▶ **Supplied records**
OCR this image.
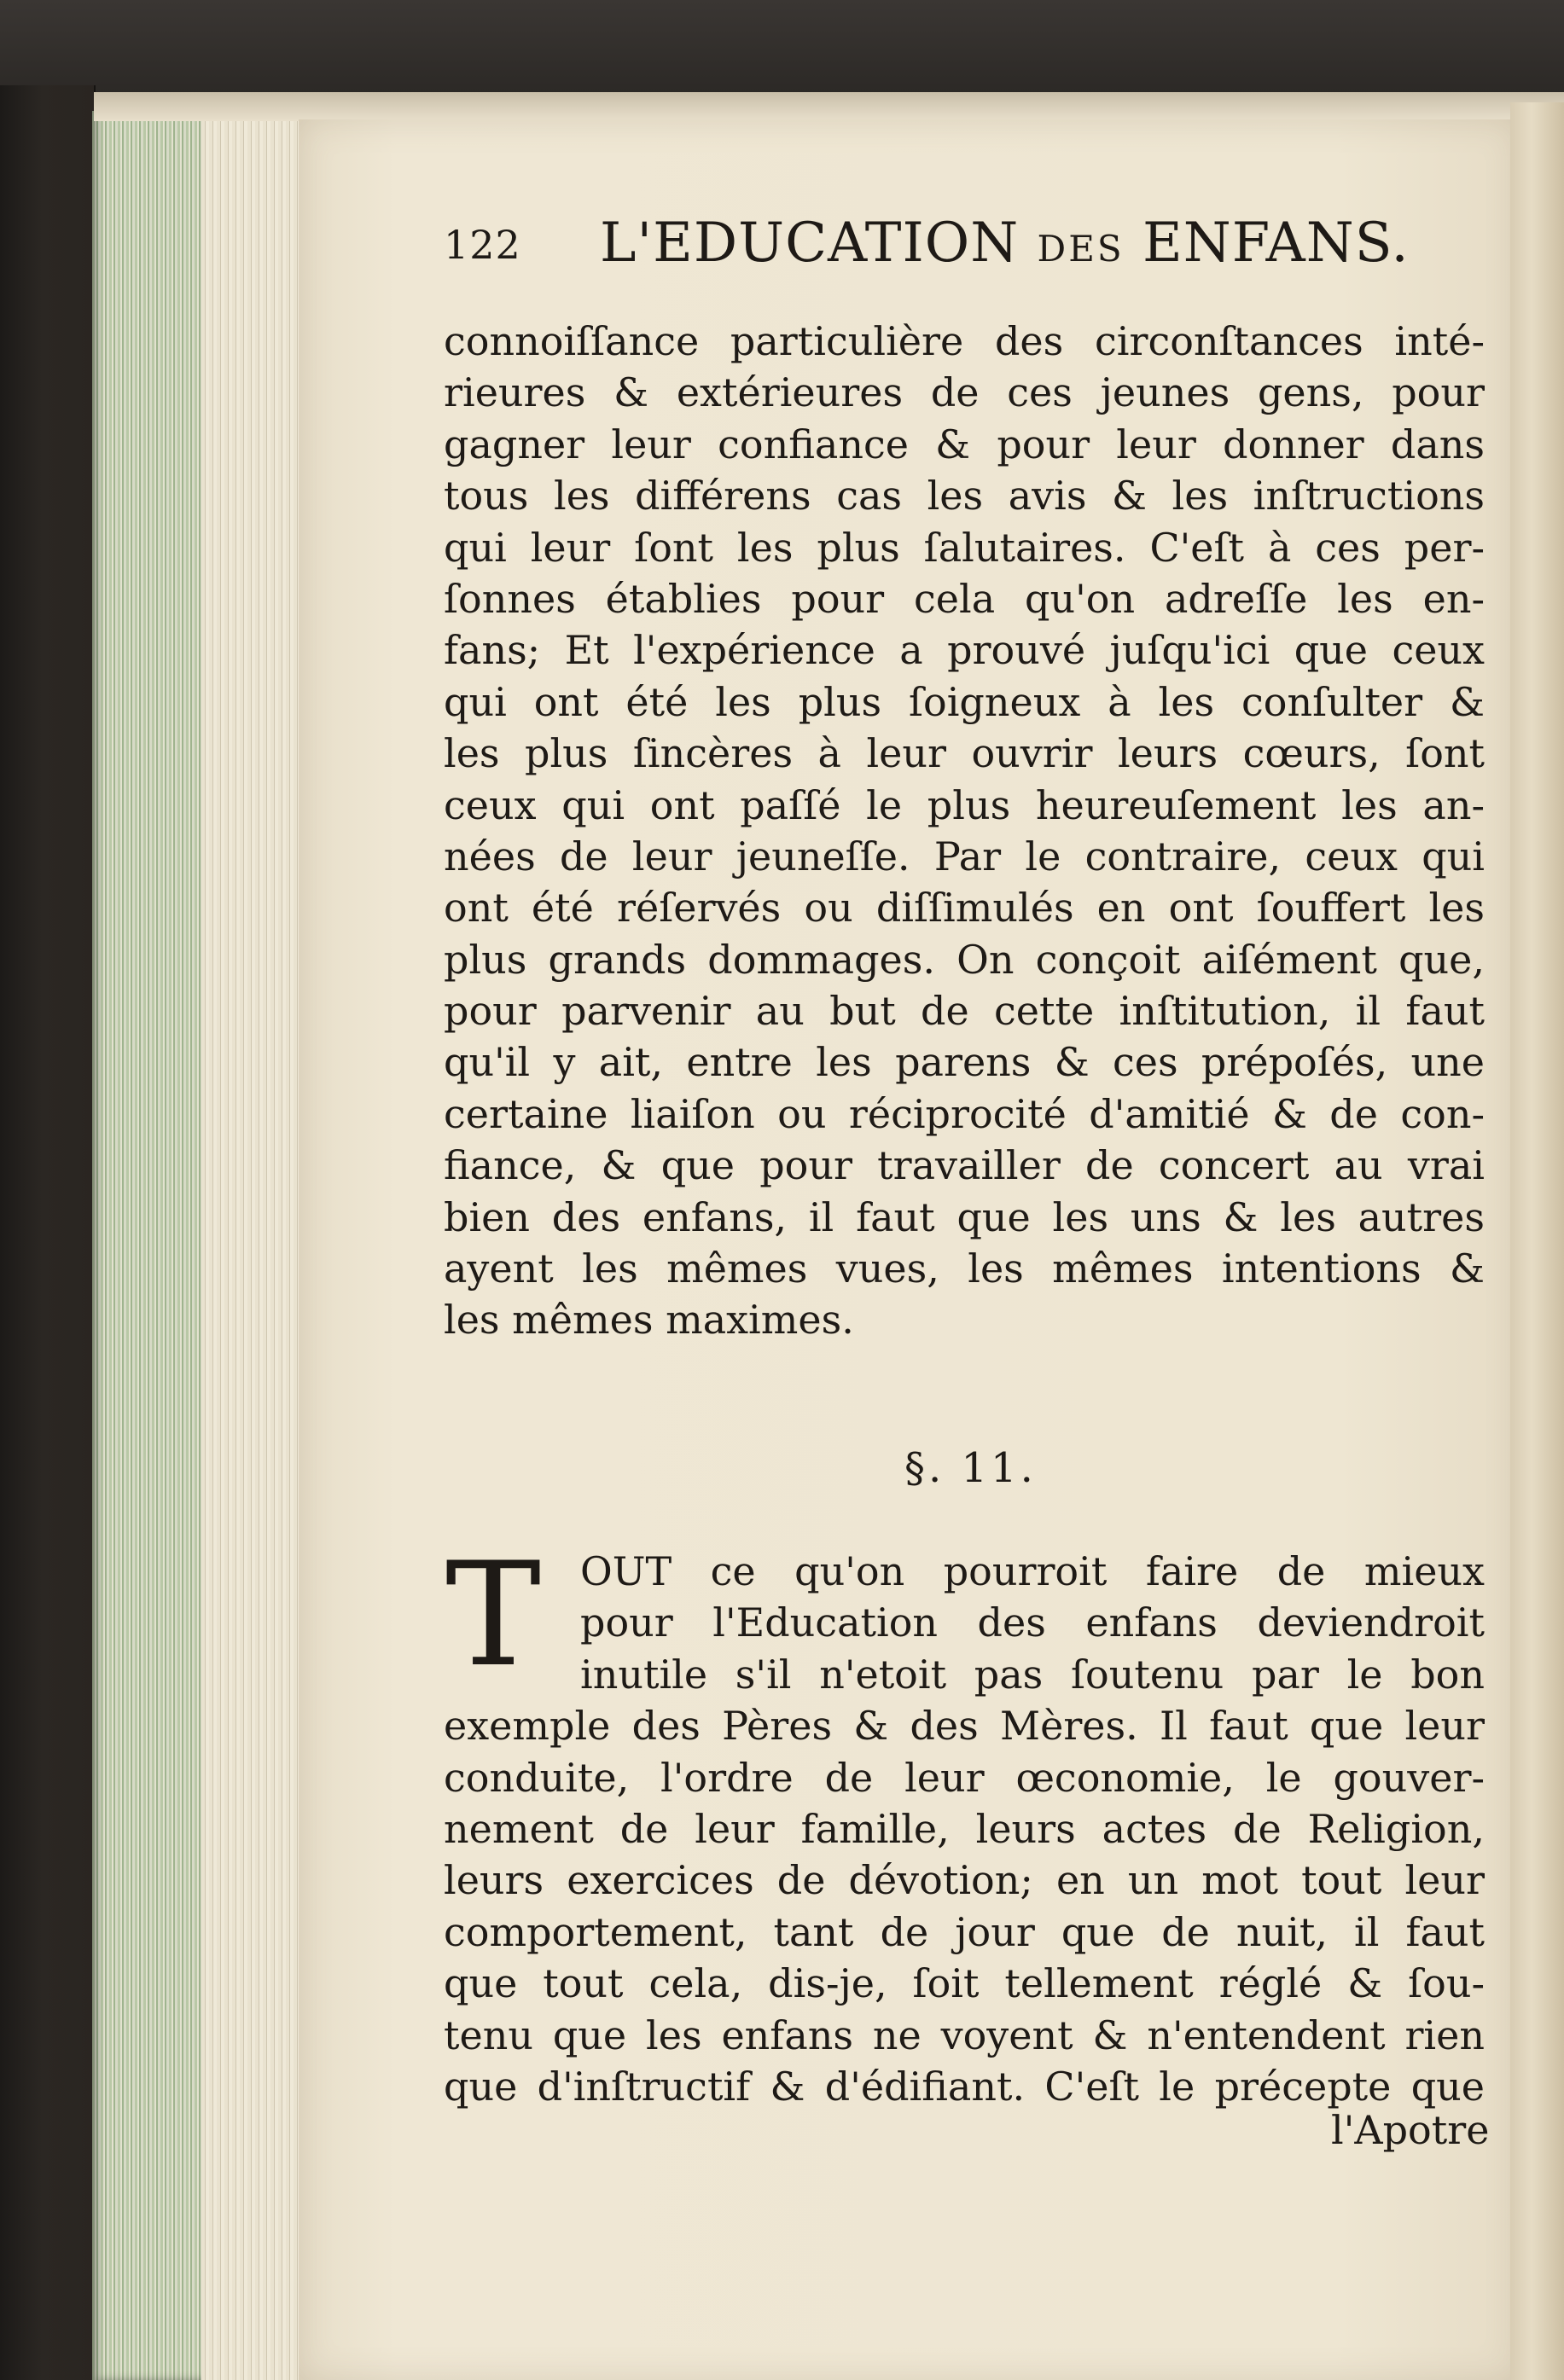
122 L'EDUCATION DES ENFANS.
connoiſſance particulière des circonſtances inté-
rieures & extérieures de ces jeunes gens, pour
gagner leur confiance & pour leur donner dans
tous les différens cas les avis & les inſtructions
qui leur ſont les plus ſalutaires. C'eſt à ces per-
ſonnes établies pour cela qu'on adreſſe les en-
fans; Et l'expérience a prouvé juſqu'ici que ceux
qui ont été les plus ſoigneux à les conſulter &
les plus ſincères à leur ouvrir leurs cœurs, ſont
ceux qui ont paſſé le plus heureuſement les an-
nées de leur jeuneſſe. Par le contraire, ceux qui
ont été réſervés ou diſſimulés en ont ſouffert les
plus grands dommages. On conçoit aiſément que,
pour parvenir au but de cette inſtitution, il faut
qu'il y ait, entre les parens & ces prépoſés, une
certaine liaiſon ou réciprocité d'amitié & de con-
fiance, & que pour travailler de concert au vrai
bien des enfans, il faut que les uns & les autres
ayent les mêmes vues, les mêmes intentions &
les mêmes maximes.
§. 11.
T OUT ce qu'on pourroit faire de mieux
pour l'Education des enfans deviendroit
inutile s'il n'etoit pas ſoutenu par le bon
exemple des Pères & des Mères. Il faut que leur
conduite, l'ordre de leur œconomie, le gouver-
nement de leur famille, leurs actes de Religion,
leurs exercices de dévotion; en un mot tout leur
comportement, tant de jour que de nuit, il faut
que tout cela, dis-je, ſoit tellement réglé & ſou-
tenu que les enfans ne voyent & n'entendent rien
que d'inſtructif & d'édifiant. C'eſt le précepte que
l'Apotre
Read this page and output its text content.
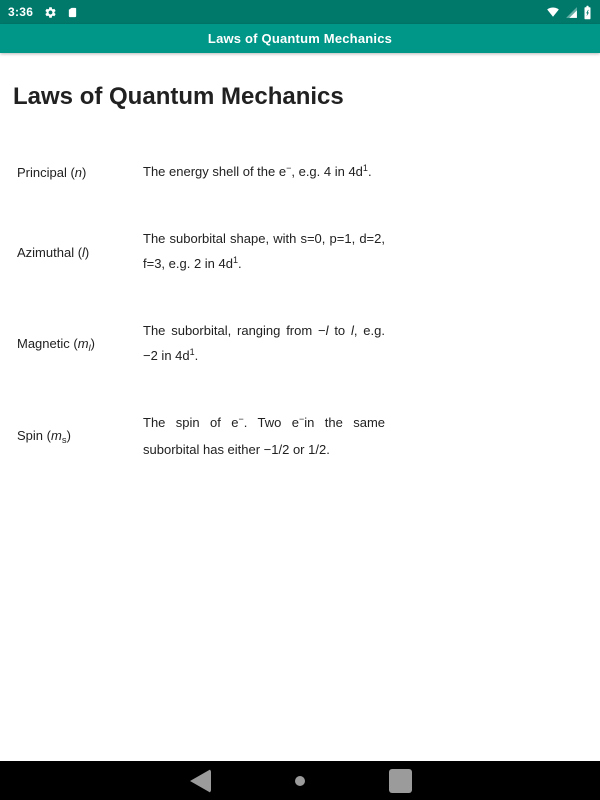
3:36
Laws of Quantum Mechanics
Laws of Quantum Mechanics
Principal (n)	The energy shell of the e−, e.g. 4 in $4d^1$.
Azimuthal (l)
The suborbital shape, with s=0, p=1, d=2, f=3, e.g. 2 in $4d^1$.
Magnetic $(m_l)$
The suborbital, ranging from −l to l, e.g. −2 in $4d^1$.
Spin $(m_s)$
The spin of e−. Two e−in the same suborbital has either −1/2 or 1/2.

▶ **Job**
Copy all the lines of data exactly as they appear, dropping any images.

▶ **Result**
OCR this image.
122 L'EDUCATION DES ENFANS.
connoiſſance particulière des circonſtances inté-
rieures & extérieures de ces jeunes gens, pour
gagner leur confiance & pour leur donner dans
tous les différens cas les avis & les inſtructions
qui leur ſont les plus ſalutaires. C'eſt à ces per-
ſonnes établies pour cela qu'on adreſſe les en-
fans; Et l'expérience a prouvé juſqu'ici que ceux
qui ont été les plus ſoigneux à les conſulter &
les plus ſincères à leur ouvrir leurs cœurs, ſont
ceux qui ont paſſé le plus heureuſement les an-
nées de leur jeuneſſe. Par le contraire, ceux qui
ont été réſervés ou diſſimulés en ont ſouffert les
plus grands dommages. On conçoit aiſément que,
pour parvenir au but de cette inſtitution, il faut
qu'il y ait, entre les parens & ces prépoſés, une
certaine liaiſon ou réciprocité d'amitié & de con-
fiance, & que pour travailler de concert au vrai
bien des enfans, il faut que les uns & les autres
ayent les mêmes vues, les mêmes intentions &
les mêmes maximes.
§. 11.
T OUT ce qu'on pourroit faire de mieux
pour l'Education des enfans deviendroit
inutile s'il n'etoit pas ſoutenu par le bon
exemple des Pères & des Mères. Il faut que leur
conduite, l'ordre de leur œconomie, le gouver-
nement de leur famille, leurs actes de Religion,
leurs exercices de dévotion; en un mot tout leur
comportement, tant de jour que de nuit, il faut
que tout cela, dis-je, ſoit tellement réglé & ſou-
tenu que les enfans ne voyent & n'entendent rien
que d'inſtructif & d'édifiant. C'eſt le précepte que
l'Apotre
Read this page and output its text content.
3:36
Laws of Quantum Mechanics
Laws of Quantum Mechanics
Principal (n)	The energy shell of the e−, e.g. 4 in $4d^1$.
Azimuthal (l)
The suborbital shape, with s=0, p=1, d=2, f=3, e.g. 2 in $4d^1$.
Magnetic $(m_l)$
The suborbital, ranging from −l to l, e.g. −2 in $4d^1$.
Spin $(m_s)$
The spin of e−. Two e−in the same suborbital has either −1/2 or 1/2.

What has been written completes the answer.